#### [Material]

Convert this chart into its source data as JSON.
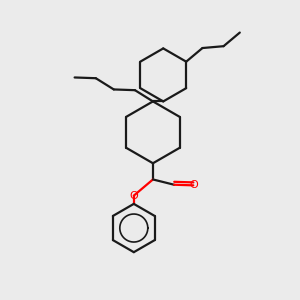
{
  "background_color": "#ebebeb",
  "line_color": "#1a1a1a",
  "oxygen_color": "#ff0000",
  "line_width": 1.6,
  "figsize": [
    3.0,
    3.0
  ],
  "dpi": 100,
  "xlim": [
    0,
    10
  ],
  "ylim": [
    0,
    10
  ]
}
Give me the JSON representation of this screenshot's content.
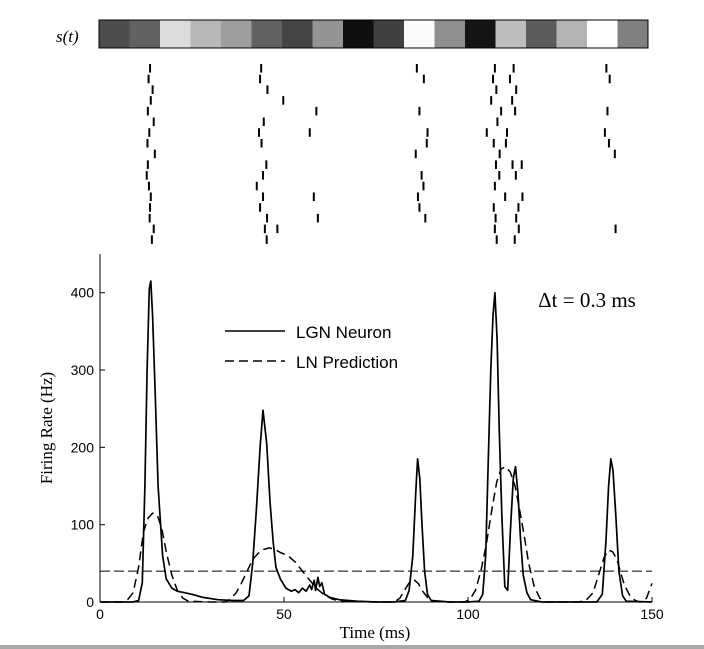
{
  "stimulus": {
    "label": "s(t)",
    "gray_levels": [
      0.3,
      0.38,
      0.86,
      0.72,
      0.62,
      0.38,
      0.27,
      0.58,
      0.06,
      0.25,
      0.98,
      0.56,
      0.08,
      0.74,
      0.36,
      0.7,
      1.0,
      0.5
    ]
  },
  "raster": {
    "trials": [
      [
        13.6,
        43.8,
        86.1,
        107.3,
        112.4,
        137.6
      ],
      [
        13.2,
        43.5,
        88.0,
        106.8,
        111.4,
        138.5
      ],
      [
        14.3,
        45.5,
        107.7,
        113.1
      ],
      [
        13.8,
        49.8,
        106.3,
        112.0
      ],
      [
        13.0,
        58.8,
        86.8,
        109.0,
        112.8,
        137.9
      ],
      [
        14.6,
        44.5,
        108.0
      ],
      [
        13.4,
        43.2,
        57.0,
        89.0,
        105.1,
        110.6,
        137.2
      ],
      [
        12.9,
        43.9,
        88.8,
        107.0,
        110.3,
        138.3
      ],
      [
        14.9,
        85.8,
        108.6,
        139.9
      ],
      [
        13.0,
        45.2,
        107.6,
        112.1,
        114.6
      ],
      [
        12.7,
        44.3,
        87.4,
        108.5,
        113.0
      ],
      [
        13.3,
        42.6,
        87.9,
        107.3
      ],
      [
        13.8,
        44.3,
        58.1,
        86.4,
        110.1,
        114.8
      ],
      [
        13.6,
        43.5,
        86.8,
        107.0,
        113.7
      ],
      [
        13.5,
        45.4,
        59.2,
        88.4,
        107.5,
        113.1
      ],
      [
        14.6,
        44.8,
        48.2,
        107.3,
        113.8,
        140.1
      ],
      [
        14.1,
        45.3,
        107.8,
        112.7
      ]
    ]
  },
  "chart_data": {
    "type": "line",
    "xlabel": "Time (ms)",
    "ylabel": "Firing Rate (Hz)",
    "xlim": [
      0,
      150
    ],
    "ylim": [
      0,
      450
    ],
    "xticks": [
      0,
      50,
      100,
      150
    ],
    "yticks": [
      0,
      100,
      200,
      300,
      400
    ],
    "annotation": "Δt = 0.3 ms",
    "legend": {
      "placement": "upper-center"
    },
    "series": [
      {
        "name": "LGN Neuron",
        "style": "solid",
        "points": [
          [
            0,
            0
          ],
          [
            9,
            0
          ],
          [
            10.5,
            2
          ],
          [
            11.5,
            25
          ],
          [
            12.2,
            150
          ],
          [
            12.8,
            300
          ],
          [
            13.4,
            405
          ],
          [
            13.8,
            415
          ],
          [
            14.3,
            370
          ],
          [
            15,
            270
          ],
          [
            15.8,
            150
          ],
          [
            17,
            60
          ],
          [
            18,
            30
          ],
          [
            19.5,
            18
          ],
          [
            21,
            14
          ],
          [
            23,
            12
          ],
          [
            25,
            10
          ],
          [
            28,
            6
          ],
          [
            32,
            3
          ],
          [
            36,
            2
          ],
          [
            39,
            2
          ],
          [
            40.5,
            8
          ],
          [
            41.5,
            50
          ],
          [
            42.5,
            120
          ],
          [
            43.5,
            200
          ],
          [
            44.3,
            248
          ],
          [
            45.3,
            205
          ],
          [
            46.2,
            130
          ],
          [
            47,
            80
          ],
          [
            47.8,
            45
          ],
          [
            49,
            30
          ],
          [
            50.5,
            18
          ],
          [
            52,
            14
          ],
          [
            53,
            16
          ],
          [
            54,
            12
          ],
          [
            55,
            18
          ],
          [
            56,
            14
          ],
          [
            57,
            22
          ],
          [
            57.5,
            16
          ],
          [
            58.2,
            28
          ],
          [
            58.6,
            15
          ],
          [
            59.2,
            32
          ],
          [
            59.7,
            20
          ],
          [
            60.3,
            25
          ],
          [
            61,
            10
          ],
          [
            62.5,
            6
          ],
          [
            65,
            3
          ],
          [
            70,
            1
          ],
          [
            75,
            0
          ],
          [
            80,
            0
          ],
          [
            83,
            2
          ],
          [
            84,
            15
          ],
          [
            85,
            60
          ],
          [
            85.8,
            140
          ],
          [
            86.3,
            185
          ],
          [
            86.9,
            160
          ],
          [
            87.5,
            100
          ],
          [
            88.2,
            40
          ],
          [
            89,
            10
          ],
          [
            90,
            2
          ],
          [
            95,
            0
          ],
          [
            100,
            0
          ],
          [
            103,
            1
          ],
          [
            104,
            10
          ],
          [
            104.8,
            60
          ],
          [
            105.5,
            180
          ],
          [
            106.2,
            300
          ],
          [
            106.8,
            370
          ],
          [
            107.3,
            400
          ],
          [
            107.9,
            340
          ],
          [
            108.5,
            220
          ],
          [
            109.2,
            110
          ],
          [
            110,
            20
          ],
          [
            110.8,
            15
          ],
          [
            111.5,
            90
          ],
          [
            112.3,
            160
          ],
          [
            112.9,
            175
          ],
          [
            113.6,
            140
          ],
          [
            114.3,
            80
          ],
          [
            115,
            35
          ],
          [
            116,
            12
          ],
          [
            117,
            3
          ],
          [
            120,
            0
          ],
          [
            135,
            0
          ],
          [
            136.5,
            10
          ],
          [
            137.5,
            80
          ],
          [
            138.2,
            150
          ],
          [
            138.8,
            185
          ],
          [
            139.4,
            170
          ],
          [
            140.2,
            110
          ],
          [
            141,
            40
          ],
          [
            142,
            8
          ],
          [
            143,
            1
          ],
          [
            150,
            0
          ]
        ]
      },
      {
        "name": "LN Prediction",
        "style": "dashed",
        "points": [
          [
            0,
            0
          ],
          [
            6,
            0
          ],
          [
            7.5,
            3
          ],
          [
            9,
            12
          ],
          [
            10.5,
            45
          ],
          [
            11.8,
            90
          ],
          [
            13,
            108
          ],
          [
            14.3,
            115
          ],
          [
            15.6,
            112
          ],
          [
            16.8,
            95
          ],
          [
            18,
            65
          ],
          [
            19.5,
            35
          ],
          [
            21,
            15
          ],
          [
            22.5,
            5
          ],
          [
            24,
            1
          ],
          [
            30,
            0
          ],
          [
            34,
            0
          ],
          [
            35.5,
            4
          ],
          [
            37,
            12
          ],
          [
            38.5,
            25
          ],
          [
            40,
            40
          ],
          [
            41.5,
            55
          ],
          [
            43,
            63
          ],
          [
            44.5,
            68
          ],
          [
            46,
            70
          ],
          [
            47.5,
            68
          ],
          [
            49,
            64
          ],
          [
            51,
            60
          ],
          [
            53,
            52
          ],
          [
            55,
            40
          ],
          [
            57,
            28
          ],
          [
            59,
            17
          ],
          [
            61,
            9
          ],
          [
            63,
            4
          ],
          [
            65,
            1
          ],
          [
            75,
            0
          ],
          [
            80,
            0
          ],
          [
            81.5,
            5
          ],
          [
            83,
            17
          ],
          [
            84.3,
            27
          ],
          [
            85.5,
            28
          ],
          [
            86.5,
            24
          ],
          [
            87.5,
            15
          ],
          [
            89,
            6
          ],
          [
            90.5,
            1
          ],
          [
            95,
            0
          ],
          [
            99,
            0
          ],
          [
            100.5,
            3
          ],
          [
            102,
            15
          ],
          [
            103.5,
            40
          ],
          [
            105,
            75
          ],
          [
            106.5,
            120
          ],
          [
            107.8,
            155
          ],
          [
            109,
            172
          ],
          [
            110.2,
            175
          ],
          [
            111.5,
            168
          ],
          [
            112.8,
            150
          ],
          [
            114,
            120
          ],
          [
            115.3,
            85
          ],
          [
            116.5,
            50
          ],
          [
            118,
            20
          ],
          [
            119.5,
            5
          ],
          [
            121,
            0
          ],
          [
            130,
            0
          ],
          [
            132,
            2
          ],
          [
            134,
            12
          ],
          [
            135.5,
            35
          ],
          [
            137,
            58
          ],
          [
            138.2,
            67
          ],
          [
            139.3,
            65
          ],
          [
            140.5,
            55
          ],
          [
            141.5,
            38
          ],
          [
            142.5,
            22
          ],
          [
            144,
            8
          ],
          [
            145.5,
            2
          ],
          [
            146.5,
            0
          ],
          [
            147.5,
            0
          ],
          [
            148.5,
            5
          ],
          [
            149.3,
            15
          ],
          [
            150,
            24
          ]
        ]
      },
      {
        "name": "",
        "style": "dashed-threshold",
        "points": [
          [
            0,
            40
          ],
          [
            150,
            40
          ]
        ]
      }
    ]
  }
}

#### [Written problem]
Some lines of the data may hold the word "JSON". Say how many do, with nothing else.

#### [Solution to this exercise]
2